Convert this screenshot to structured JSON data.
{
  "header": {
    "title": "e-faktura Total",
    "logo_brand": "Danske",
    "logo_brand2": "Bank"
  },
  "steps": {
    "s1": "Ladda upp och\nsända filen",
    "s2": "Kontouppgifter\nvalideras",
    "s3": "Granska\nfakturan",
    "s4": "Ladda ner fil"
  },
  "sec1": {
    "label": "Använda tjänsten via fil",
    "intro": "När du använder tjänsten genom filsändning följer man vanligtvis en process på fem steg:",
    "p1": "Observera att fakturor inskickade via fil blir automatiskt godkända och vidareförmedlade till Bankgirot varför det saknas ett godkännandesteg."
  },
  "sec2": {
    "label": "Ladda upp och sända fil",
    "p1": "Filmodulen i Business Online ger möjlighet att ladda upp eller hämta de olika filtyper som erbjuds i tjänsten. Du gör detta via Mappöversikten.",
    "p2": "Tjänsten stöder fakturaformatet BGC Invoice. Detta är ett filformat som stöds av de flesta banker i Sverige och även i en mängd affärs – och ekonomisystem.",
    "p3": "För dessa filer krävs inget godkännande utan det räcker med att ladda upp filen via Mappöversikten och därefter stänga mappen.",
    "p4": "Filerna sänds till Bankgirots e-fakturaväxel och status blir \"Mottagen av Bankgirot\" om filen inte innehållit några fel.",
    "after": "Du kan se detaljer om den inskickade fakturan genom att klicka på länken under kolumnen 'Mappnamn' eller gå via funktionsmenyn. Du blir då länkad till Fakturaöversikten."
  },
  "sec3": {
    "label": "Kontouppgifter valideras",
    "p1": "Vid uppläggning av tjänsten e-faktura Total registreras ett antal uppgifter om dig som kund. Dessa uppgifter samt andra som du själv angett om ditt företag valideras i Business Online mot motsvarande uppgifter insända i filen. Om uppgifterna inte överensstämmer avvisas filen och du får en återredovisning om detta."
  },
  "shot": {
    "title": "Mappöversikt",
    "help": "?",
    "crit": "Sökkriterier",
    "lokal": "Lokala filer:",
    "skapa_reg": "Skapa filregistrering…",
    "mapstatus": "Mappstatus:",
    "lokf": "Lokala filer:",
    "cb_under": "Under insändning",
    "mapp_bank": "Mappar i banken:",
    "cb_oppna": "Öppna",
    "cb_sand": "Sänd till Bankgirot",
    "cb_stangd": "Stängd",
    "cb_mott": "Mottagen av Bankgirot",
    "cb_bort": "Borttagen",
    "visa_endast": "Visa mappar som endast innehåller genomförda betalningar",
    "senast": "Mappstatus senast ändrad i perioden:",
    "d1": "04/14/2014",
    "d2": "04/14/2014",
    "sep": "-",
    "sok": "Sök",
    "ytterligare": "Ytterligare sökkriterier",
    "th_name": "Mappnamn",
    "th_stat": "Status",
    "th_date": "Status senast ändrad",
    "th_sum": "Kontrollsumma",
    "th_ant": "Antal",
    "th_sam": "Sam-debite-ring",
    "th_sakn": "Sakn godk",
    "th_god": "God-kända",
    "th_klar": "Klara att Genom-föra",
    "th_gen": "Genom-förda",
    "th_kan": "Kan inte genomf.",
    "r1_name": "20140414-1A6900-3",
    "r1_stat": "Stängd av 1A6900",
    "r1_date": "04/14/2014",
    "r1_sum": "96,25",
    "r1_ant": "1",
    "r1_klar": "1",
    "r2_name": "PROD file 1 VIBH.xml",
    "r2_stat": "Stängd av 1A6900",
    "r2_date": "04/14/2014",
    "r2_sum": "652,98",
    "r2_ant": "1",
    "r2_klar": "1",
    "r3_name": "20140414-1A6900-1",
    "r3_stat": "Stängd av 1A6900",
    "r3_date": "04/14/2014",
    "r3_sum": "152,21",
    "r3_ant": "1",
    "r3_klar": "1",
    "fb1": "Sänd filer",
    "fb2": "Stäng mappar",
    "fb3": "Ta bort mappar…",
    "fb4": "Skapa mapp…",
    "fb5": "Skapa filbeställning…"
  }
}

* * * *

▸ Instructions to follow: Provide an exact copy of all the material.

▸ Response to this exercise:
Convert this screenshot to structured JSON data.
{
  "header": {
    "title": "e-faktura Total",
    "logo_brand": "Danske",
    "logo_brand2": "Bank"
  },
  "steps": {
    "s1": "Ladda upp och\nsända filen",
    "s2": "Kontouppgifter\nvalideras",
    "s3": "Granska\nfakturan",
    "s4": "Ladda ner fil"
  },
  "sec1": {
    "label": "Använda tjänsten via fil",
    "intro": "När du använder tjänsten genom filsändning följer man vanligtvis en process på fem steg:",
    "p1": "Observera att fakturor inskickade via fil blir automatiskt godkända och vidareförmedlade till Bankgirot varför det saknas ett godkännandesteg."
  },
  "sec2": {
    "label": "Ladda upp och sända fil",
    "p1": "Filmodulen i Business Online ger möjlighet att ladda upp eller hämta de olika filtyper som erbjuds i tjänsten. Du gör detta via Mappöversikten.",
    "p2": "Tjänsten stöder fakturaformatet BGC Invoice. Detta är ett filformat som stöds av de flesta banker i Sverige och även i en mängd affärs – och ekonomisystem.",
    "p3": "För dessa filer krävs inget godkännande utan det räcker med att ladda upp filen via Mappöversikten och därefter stänga mappen.",
    "p4": "Filerna sänds till Bankgirots e-fakturaväxel och status blir \"Mottagen av Bankgirot\" om filen inte innehållit några fel.",
    "after": "Du kan se detaljer om den inskickade fakturan genom att klicka på länken under kolumnen 'Mappnamn' eller gå via funktionsmenyn. Du blir då länkad till Fakturaöversikten."
  },
  "sec3": {
    "label": "Kontouppgifter valideras",
    "p1": "Vid uppläggning av tjänsten e-faktura Total registreras ett antal uppgifter om dig som kund. Dessa uppgifter samt andra som du själv angett om ditt företag valideras i Business Online mot motsvarande uppgifter insända i filen. Om uppgifterna inte överensstämmer avvisas filen och du får en återredovisning om detta."
  },
  "shot": {
    "title": "Mappöversikt",
    "help": "?",
    "crit": "Sökkriterier",
    "lokal": "Lokala filer:",
    "skapa_reg": "Skapa filregistrering…",
    "mapstatus": "Mappstatus:",
    "lokf": "Lokala filer:",
    "cb_under": "Under insändning",
    "mapp_bank": "Mappar i banken:",
    "cb_oppna": "Öppna",
    "cb_sand": "Sänd till Bankgirot",
    "cb_stangd": "Stängd",
    "cb_mott": "Mottagen av Bankgirot",
    "cb_bort": "Borttagen",
    "visa_endast": "Visa mappar som endast innehåller genomförda betalningar",
    "senast": "Mappstatus senast ändrad i perioden:",
    "d1": "04/14/2014",
    "d2": "04/14/2014",
    "sep": "-",
    "sok": "Sök",
    "ytterligare": "Ytterligare sökkriterier",
    "th_name": "Mappnamn",
    "th_stat": "Status",
    "th_date": "Status senast ändrad",
    "th_sum": "Kontrollsumma",
    "th_ant": "Antal",
    "th_sam": "Sam-debite-ring",
    "th_sakn": "Sakn godk",
    "th_god": "God-kända",
    "th_klar": "Klara att Genom-föra",
    "th_gen": "Genom-förda",
    "th_kan": "Kan inte genomf.",
    "r1_name": "20140414-1A6900-3",
    "r1_stat": "Stängd av 1A6900",
    "r1_date": "04/14/2014",
    "r1_sum": "96,25",
    "r1_ant": "1",
    "r1_klar": "1",
    "r2_name": "PROD file 1 VIBH.xml",
    "r2_stat": "Stängd av 1A6900",
    "r2_date": "04/14/2014",
    "r2_sum": "652,98",
    "r2_ant": "1",
    "r2_klar": "1",
    "r3_name": "20140414-1A6900-1",
    "r3_stat": "Stängd av 1A6900",
    "r3_date": "04/14/2014",
    "r3_sum": "152,21",
    "r3_ant": "1",
    "r3_klar": "1",
    "fb1": "Sänd filer",
    "fb2": "Stäng mappar",
    "fb3": "Ta bort mappar…",
    "fb4": "Skapa mapp…",
    "fb5": "Skapa filbeställning…"
  }
}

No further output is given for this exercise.